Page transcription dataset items
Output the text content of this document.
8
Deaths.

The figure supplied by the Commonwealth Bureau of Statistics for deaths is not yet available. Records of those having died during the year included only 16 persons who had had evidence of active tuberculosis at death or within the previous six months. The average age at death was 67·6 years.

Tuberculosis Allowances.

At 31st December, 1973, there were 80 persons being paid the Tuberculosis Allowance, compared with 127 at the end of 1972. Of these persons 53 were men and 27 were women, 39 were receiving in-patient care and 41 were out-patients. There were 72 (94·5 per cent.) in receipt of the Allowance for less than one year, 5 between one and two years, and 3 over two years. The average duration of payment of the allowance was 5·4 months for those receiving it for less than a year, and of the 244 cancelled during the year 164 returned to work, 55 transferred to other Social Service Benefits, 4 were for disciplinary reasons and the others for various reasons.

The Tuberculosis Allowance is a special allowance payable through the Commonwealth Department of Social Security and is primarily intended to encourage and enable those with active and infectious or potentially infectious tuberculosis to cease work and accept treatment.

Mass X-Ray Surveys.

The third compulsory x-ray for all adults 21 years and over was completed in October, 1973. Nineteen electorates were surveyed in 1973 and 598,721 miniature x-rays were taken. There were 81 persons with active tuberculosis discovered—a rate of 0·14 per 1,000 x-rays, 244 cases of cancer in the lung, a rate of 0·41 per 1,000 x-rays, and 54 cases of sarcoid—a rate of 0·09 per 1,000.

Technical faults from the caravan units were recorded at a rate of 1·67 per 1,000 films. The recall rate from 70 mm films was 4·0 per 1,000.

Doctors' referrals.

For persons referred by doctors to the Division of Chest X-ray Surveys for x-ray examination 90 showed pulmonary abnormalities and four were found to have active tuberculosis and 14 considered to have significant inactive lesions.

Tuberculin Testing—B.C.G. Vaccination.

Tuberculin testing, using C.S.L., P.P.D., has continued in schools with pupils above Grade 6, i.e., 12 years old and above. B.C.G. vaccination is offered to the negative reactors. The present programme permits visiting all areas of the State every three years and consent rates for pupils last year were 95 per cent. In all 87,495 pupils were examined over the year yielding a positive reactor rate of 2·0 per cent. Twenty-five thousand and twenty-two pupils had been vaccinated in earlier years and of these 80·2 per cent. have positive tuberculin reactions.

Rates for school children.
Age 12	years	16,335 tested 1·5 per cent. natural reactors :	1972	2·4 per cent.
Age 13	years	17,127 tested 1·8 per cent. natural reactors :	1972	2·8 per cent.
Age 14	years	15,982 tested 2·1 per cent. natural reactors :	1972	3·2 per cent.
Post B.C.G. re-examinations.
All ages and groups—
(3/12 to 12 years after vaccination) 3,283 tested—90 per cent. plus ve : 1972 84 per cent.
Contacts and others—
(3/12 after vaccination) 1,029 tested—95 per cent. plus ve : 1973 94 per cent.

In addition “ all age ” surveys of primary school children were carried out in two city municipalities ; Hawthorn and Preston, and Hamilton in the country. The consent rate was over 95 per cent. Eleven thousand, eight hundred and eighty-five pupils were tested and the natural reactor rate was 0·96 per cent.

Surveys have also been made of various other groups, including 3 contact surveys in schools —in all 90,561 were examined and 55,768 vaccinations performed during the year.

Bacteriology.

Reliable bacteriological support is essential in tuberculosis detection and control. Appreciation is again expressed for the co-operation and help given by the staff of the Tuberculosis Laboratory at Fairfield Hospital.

** What is required **
Reproduce all of the records exactly.

** Response to this exercise **
Output the text content of this document.
8
Deaths.

The figure supplied by the Commonwealth Bureau of Statistics for deaths is not yet available. Records of those having died during the year included only 16 persons who had had evidence of active tuberculosis at death or within the previous six months. The average age at death was 67·6 years.

Tuberculosis Allowances.

At 31st December, 1973, there were 80 persons being paid the Tuberculosis Allowance, compared with 127 at the end of 1972. Of these persons 53 were men and 27 were women, 39 were receiving in-patient care and 41 were out-patients. There were 72 (94·5 per cent.) in receipt of the Allowance for less than one year, 5 between one and two years, and 3 over two years. The average duration of payment of the allowance was 5·4 months for those receiving it for less than a year, and of the 244 cancelled during the year 164 returned to work, 55 transferred to other Social Service Benefits, 4 were for disciplinary reasons and the others for various reasons.

The Tuberculosis Allowance is a special allowance payable through the Commonwealth Department of Social Security and is primarily intended to encourage and enable those with active and infectious or potentially infectious tuberculosis to cease work and accept treatment.

Mass X-Ray Surveys.

The third compulsory x-ray for all adults 21 years and over was completed in October, 1973. Nineteen electorates were surveyed in 1973 and 598,721 miniature x-rays were taken. There were 81 persons with active tuberculosis discovered—a rate of 0·14 per 1,000 x-rays, 244 cases of cancer in the lung, a rate of 0·41 per 1,000 x-rays, and 54 cases of sarcoid—a rate of 0·09 per 1,000.

Technical faults from the caravan units were recorded at a rate of 1·67 per 1,000 films. The recall rate from 70 mm films was 4·0 per 1,000.

Doctors' referrals.

For persons referred by doctors to the Division of Chest X-ray Surveys for x-ray examination 90 showed pulmonary abnormalities and four were found to have active tuberculosis and 14 considered to have significant inactive lesions.

Tuberculin Testing—B.C.G. Vaccination.

Tuberculin testing, using C.S.L., P.P.D., has continued in schools with pupils above Grade 6, i.e., 12 years old and above. B.C.G. vaccination is offered to the negative reactors. The present programme permits visiting all areas of the State every three years and consent rates for pupils last year were 95 per cent. In all 87,495 pupils were examined over the year yielding a positive reactor rate of 2·0 per cent. Twenty-five thousand and twenty-two pupils had been vaccinated in earlier years and of these 80·2 per cent. have positive tuberculin reactions.

Rates for school children.
Age 12	years	16,335 tested 1·5 per cent. natural reactors :	1972	2·4 per cent.
Age 13	years	17,127 tested 1·8 per cent. natural reactors :	1972	2·8 per cent.
Age 14	years	15,982 tested 2·1 per cent. natural reactors :	1972	3·2 per cent.
Post B.C.G. re-examinations.
All ages and groups—
(3/12 to 12 years after vaccination) 3,283 tested—90 per cent. plus ve : 1972 84 per cent.
Contacts and others—
(3/12 after vaccination) 1,029 tested—95 per cent. plus ve : 1973 94 per cent.

In addition “ all age ” surveys of primary school children were carried out in two city municipalities ; Hawthorn and Preston, and Hamilton in the country. The consent rate was over 95 per cent. Eleven thousand, eight hundred and eighty-five pupils were tested and the natural reactor rate was 0·96 per cent.

Surveys have also been made of various other groups, including 3 contact surveys in schools —in all 90,561 were examined and 55,768 vaccinations performed during the year.

Bacteriology.

Reliable bacteriological support is essential in tuberculosis detection and control. Appreciation is again expressed for the co-operation and help given by the staff of the Tuberculosis Laboratory at Fairfield Hospital.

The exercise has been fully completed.